== Trecho fornecido ==
= = = = = = =

Livro reconstrói ambiente de explorações
CARLOS EDUARDO LINS DA SILVA
ESPECIAL PARA A FOLHA
"Doutor Livingstone, eu
presumo", talvez seja a
mais famosa frase da história do
jornalismo, embora ela nunca tenha provavelmente sido dita.
Uma das revelações fascinantes
do livro "No Coração da África" é
que Henry Morton Stanley, o jornalista americano que a teria pronunciado após ter passado anos à
procura do explorador inglês David Livingstone, não registrou em
lugar nenhum a célebre e fleumática indagação que teria feito ao finalmente encontrá-lo. A não ser
nas suas matérias publicadas.
Ninguém testemunhou tê-la ouvido.
A página do diário de Stanley
relativa ao momento mais importante de sua vida profissional foi
arrancada. Ou por algum colecionador fanático ou, sugere Martin
Dugard, o autor de "No Coração
da África", pelo próprio Stanley
para ocultar o fato de que, afinal,
ele não havia pronunciado a histórica pergunta.

= = = = = = =

== Objetivo declarado A ==
Transcreva, do texto sobre a frase atribuída a Stanley, a parte que começa com as palavras "Ninguém testemunhou tê-la" e termina com "a histórica pergunta.".

== Dados fornecidos ==
= = = = = = =

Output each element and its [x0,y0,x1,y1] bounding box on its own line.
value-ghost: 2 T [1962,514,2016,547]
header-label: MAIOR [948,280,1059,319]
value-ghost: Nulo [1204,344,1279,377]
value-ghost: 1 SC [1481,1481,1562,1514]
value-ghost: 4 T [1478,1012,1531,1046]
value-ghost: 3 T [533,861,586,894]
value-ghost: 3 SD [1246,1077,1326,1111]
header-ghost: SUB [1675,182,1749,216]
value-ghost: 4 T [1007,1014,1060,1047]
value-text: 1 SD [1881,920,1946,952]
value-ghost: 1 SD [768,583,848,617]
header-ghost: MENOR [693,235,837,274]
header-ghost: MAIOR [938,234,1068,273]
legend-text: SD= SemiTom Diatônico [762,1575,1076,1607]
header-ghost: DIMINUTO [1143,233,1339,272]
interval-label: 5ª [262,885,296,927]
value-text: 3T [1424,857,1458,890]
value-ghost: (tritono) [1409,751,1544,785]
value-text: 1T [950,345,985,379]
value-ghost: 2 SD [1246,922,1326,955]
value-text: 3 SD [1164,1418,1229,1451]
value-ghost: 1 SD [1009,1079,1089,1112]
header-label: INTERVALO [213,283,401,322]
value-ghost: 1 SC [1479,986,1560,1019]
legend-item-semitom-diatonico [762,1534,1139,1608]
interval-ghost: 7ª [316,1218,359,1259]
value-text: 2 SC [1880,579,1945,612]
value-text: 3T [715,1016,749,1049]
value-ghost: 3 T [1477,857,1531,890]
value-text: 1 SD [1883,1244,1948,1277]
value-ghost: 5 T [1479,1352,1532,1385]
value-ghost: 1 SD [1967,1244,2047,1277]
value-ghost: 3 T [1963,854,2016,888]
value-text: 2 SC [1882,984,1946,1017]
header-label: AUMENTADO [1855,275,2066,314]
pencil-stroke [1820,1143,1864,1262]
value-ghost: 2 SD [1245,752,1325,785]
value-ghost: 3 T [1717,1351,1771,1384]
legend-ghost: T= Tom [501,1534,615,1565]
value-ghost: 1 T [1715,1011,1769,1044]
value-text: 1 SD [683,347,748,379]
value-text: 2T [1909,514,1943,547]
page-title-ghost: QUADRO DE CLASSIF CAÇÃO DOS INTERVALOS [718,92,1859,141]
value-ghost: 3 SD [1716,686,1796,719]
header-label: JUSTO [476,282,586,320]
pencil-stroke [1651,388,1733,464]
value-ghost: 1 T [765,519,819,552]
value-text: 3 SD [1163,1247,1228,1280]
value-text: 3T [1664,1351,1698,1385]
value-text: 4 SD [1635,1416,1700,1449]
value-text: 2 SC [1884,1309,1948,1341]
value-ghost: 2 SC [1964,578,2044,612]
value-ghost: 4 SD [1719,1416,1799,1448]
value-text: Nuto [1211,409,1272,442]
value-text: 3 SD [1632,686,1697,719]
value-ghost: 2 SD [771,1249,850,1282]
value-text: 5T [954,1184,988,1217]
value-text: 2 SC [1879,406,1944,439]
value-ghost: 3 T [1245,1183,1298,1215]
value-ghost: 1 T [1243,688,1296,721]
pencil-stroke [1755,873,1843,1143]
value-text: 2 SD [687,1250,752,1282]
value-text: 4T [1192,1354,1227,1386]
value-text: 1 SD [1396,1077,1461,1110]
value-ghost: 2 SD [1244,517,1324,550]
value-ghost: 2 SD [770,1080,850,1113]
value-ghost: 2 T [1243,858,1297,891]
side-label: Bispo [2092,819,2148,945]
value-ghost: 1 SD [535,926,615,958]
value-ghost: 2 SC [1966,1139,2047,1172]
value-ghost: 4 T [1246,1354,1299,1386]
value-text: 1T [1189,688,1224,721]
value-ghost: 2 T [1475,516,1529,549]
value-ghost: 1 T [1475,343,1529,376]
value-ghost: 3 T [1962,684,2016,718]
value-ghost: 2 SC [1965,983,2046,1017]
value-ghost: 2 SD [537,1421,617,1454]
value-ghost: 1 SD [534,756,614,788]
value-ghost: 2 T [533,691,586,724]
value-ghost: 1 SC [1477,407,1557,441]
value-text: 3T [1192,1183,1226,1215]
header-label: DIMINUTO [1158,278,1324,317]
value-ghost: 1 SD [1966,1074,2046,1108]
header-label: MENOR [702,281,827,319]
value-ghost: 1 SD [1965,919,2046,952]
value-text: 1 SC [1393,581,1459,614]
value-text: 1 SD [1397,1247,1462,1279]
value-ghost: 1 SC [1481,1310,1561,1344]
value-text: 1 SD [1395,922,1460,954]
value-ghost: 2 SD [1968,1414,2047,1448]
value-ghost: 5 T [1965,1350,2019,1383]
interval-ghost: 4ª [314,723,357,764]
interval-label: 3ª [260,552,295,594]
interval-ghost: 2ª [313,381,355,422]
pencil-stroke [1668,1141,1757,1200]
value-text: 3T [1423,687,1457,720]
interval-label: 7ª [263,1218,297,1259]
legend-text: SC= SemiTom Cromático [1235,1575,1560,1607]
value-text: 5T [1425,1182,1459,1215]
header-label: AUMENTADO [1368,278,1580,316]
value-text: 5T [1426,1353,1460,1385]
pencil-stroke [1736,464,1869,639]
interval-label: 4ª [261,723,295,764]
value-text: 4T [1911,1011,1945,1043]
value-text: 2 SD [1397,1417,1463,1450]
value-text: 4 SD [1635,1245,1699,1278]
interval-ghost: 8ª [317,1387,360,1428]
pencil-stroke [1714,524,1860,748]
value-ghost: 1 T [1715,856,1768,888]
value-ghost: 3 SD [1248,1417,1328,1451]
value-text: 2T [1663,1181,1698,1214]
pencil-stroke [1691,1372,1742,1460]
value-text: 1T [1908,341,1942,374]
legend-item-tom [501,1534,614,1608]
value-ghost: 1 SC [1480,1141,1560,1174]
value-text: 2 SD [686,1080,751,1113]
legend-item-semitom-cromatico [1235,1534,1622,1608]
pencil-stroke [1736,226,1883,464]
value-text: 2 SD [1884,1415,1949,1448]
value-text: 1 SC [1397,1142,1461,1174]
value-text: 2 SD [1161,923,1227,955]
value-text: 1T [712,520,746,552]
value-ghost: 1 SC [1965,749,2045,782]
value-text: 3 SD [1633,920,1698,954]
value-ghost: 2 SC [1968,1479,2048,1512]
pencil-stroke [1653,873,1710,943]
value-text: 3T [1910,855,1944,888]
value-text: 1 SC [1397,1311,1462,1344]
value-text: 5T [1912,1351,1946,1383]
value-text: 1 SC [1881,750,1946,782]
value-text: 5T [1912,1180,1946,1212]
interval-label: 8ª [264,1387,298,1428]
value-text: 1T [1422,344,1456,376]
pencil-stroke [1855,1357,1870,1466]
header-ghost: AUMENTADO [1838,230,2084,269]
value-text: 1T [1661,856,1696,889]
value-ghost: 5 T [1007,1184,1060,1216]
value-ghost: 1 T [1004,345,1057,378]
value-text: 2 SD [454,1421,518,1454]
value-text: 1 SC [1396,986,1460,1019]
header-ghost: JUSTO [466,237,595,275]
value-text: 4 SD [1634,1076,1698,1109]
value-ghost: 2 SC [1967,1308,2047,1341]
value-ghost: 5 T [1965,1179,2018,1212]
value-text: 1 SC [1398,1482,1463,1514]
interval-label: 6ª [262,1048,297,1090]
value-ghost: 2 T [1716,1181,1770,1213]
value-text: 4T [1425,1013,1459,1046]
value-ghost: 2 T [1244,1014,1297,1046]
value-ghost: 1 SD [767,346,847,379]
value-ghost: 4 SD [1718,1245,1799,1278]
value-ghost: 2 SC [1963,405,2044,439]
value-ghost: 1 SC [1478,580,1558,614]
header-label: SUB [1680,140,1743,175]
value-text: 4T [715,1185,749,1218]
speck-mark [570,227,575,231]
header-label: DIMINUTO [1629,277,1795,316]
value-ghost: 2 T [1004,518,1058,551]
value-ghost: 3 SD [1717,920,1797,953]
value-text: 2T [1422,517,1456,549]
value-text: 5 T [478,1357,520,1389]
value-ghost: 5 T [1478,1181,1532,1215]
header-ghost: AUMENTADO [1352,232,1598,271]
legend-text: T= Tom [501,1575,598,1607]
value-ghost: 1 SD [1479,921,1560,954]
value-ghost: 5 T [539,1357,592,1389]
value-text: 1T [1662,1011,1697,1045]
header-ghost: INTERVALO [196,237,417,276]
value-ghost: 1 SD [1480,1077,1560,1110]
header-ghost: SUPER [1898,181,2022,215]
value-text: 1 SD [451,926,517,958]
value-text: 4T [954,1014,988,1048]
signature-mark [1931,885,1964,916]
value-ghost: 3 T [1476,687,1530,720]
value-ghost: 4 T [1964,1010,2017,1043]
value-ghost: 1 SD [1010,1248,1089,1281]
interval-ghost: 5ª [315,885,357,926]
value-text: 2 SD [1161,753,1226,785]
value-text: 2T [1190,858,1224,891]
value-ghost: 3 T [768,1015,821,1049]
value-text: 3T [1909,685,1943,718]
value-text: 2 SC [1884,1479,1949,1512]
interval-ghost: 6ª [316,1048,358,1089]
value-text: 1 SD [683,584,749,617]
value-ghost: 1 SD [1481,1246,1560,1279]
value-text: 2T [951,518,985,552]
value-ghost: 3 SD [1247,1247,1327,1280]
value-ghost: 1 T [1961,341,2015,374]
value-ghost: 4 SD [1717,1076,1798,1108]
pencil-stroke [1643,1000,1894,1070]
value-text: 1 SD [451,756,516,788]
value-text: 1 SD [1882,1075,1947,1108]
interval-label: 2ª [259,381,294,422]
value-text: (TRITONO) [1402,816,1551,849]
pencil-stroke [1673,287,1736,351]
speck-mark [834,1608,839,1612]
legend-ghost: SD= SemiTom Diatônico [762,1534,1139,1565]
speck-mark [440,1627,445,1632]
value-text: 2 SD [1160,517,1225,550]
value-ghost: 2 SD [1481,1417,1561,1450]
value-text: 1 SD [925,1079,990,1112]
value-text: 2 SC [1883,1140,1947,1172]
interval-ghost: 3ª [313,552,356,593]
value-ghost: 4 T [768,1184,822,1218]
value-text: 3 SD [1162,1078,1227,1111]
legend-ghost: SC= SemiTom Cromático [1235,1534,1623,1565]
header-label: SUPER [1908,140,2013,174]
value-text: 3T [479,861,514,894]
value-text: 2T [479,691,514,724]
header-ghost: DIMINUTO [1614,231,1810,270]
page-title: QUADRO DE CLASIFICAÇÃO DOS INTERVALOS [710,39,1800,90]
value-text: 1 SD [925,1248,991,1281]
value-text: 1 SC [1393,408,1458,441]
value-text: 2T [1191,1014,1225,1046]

= = = = = = =

== Objetivo declarado B ==
Reescreva a listagem desde o início até a linha que contém "value-ghost: 5 T [1479,1352,1532,1385]", incluindo essa linha. Troque "bounding box" por "caixa delimitadora" e mantenha todo o resto inalterado.

== Resposta completa A ==
Ninguém testemunhou tê-la ouvido.
A página do diário de Stanley
relativa ao momento mais importante de sua vida profissional foi
arrancada. Ou por algum colecionador fanático ou, sugere Martin
Dugard, o autor de "No Coração
da África", pelo próprio Stanley
para ocultar o fato de que, afinal,
ele não havia pronunciado a histórica pergunta.

== Resposta completa B ==
Output each element and its [x0,y0,x1,y1] caixa delimitadora on its own line.
value-ghost: 2 T [1962,514,2016,547]
header-label: MAIOR [948,280,1059,319]
value-ghost: Nulo [1204,344,1279,377]
value-ghost: 1 SC [1481,1481,1562,1514]
value-ghost: 4 T [1478,1012,1531,1046]
value-ghost: 3 T [533,861,586,894]
value-ghost: 3 SD [1246,1077,1326,1111]
header-ghost: SUB [1675,182,1749,216]
value-ghost: 4 T [1007,1014,1060,1047]
value-text: 1 SD [1881,920,1946,952]
value-ghost: 1 SD [768,583,848,617]
header-ghost: MENOR [693,235,837,274]
header-ghost: MAIOR [938,234,1068,273]
legend-text: SD= SemiTom Diatônico [762,1575,1076,1607]
header-ghost: DIMINUTO [1143,233,1339,272]
interval-label: 5ª [262,885,296,927]
value-text: 3T [1424,857,1458,890]
value-ghost: (tritono) [1409,751,1544,785]
value-text: 1T [950,345,985,379]
value-ghost: 2 SD [1246,922,1326,955]
value-text: 3 SD [1164,1418,1229,1451]
value-ghost: 1 SD [1009,1079,1089,1112]
header-label: INTERVALO [213,283,401,322]
value-ghost: 1 SC [1479,986,1560,1019]
legend-item-semitom-diatonico [762,1534,1139,1608]
interval-ghost: 7ª [316,1218,359,1259]
value-text: 2 SC [1880,579,1945,612]
value-text: 3T [715,1016,749,1049]
value-ghost: 3 T [1477,857,1531,890]
value-text: 1 SD [1883,1244,1948,1277]
value-ghost: 5 T [1479,1352,1532,1385]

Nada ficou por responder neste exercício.